Given information -
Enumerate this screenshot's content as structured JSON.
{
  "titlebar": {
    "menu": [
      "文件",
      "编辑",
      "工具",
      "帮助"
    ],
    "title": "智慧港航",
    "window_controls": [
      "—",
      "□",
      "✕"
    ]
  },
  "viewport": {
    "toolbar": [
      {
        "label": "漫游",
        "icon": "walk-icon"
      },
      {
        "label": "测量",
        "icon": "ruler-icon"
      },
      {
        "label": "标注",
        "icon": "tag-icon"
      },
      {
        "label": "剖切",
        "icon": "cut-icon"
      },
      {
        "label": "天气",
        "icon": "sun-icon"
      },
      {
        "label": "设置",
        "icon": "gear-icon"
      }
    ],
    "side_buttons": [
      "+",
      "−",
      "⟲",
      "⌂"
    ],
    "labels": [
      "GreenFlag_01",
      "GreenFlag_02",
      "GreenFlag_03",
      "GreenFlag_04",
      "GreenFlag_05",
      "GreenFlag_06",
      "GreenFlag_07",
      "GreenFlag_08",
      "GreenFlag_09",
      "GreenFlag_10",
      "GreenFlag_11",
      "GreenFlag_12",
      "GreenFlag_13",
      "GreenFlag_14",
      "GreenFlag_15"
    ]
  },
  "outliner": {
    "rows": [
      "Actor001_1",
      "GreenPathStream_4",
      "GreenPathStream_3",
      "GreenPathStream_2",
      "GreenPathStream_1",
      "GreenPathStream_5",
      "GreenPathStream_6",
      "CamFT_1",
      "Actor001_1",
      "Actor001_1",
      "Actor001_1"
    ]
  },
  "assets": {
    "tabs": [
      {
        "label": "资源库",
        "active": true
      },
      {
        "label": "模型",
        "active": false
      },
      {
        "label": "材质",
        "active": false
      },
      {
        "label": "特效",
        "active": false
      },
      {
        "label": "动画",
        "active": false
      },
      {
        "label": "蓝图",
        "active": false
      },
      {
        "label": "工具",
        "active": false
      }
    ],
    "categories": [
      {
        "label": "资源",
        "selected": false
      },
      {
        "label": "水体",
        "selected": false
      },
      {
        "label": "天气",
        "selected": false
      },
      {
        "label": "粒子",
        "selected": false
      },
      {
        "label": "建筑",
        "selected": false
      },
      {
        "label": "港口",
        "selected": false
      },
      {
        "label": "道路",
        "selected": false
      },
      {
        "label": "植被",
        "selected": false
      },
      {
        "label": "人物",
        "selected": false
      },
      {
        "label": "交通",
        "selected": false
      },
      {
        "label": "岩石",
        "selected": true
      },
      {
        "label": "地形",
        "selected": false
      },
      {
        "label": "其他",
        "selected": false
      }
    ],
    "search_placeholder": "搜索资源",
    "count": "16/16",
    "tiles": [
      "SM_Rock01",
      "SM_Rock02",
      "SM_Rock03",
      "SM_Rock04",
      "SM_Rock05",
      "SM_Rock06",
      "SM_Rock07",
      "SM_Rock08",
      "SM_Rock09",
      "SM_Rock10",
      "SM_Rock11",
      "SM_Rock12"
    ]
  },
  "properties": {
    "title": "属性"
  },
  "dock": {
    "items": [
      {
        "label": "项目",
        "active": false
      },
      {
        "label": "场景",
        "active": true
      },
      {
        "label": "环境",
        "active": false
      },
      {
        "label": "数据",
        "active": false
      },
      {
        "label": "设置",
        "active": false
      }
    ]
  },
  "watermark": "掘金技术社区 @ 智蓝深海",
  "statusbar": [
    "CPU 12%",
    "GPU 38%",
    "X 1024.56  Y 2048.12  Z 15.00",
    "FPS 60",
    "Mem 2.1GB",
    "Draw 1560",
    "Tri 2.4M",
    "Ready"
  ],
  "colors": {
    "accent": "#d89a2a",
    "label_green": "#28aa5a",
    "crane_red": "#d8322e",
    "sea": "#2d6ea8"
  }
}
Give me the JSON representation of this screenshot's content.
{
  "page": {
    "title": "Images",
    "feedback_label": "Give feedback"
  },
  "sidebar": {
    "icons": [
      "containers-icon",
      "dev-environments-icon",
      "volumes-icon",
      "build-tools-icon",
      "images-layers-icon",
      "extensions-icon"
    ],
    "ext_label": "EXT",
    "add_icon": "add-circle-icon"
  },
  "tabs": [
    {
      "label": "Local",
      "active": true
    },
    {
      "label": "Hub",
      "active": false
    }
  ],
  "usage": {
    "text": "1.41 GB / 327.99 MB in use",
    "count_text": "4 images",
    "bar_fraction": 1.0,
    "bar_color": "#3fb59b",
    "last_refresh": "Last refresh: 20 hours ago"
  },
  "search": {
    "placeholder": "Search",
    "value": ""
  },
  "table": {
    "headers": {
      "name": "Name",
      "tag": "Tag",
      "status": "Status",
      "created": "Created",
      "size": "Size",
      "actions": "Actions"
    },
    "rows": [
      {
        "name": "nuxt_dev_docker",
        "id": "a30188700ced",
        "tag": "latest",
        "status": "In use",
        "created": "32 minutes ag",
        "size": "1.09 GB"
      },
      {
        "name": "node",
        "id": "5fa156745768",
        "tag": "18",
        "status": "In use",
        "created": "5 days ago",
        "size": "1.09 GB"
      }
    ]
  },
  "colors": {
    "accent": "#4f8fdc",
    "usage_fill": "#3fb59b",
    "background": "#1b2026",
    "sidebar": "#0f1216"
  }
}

Objective - Go through the listing above and list every line that has the word "JSON".

Worked answer -
Enumerate this screenshot's content as structured JSON.
Give me the JSON representation of this screenshot's content.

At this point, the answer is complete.